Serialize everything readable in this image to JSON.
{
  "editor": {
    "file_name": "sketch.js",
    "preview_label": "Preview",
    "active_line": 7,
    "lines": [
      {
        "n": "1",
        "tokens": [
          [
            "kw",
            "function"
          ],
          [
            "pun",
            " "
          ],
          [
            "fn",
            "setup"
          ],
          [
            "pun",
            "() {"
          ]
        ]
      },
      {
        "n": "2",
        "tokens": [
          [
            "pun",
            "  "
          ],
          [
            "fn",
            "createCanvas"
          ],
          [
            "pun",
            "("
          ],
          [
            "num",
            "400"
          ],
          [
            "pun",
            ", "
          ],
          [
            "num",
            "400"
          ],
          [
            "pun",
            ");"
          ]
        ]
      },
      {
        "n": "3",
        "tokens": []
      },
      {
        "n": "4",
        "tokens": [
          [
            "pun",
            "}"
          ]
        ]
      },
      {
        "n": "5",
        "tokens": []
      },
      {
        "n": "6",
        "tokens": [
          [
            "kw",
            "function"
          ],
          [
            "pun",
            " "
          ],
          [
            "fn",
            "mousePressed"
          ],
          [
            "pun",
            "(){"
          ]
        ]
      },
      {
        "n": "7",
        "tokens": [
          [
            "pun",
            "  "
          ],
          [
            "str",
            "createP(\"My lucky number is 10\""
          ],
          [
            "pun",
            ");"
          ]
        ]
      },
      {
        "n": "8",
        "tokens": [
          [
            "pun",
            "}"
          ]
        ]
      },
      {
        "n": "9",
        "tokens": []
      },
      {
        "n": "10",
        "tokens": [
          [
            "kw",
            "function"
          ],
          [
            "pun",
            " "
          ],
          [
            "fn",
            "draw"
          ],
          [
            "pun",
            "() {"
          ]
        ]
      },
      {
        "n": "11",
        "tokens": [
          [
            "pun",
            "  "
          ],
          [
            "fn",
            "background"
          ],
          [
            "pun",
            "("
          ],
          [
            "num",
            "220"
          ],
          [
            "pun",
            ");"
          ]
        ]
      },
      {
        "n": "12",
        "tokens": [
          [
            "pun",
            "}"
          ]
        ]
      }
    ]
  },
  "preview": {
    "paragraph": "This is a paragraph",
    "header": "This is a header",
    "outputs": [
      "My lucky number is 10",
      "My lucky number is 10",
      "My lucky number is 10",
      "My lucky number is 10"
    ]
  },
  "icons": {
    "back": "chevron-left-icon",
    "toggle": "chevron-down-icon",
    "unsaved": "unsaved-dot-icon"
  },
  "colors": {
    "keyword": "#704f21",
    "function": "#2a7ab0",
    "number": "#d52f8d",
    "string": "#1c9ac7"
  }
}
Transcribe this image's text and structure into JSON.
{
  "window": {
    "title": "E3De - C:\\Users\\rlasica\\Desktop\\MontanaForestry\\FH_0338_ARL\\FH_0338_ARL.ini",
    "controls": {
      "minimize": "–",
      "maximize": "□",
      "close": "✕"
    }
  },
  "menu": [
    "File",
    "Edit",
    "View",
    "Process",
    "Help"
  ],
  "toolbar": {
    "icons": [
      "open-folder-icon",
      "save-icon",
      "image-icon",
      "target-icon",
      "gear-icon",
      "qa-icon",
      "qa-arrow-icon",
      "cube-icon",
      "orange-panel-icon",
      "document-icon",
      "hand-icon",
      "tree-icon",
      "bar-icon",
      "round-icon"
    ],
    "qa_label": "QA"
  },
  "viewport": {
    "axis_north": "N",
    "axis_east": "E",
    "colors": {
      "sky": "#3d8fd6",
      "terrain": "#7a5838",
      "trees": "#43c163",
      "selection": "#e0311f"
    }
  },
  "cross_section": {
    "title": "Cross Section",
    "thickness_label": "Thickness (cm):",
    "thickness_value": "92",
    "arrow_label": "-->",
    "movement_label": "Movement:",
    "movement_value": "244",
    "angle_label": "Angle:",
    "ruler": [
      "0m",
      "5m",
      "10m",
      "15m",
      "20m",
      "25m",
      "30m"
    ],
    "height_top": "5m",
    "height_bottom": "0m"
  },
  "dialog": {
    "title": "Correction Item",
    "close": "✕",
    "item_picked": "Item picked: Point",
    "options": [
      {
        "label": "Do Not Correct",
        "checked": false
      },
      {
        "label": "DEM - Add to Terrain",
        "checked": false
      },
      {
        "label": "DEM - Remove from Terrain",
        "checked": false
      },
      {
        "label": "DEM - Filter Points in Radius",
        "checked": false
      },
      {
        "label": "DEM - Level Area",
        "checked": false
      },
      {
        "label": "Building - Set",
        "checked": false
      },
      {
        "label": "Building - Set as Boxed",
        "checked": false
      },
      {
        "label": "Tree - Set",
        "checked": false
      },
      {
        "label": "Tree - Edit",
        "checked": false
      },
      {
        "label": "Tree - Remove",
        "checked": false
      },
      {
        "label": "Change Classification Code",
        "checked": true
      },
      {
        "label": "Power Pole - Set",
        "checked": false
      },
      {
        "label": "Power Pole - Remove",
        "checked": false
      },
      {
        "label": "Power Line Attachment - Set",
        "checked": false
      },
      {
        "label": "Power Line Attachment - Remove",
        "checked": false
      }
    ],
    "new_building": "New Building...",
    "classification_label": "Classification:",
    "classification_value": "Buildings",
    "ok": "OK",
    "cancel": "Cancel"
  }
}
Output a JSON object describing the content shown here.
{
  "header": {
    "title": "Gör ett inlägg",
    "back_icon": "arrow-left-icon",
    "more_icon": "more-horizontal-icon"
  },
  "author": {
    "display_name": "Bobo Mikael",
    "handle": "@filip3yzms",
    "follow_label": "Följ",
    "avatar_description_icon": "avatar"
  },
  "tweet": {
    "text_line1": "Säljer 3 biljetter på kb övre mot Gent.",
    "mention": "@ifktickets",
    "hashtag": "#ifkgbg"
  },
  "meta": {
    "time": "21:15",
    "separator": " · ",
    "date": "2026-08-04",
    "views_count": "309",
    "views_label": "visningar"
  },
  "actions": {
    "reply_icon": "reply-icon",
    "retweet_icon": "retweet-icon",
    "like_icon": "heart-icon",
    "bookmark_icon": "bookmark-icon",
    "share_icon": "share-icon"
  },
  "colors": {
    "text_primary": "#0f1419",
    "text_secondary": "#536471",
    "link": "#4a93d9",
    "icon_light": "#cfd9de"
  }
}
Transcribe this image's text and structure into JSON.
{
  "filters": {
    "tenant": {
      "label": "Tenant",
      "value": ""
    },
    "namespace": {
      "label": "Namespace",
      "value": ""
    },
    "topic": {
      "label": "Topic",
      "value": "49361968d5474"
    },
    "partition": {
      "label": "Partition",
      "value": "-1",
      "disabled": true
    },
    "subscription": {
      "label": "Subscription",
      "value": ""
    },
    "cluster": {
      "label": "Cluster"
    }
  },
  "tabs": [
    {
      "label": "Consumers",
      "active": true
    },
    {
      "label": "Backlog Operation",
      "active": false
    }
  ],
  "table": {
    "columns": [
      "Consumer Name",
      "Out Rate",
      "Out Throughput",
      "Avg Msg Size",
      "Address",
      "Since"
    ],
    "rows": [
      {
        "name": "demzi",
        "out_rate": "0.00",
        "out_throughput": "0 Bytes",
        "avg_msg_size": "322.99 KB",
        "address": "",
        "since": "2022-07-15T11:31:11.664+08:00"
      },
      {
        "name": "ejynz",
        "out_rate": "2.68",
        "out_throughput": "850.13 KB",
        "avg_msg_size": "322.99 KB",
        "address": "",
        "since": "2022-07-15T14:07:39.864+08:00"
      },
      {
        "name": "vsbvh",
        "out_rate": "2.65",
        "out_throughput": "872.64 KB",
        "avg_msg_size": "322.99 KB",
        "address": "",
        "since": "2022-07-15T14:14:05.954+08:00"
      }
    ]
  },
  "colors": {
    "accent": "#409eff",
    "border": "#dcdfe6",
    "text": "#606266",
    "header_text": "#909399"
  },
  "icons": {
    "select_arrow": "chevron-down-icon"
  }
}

------------------------------

EXERCISE AIM:
Gather every line from the listing above in which the word "title" appears.

REPLY:
    "title": "E3De - C:\\Users\\rlasica\\Desktop\\MontanaForestry\\FH_0338_ARL\\FH_0338_ARL.ini",
    "title": "Cross Section",
    "title": "Correction Item",
    "title": "Gör ett inlägg",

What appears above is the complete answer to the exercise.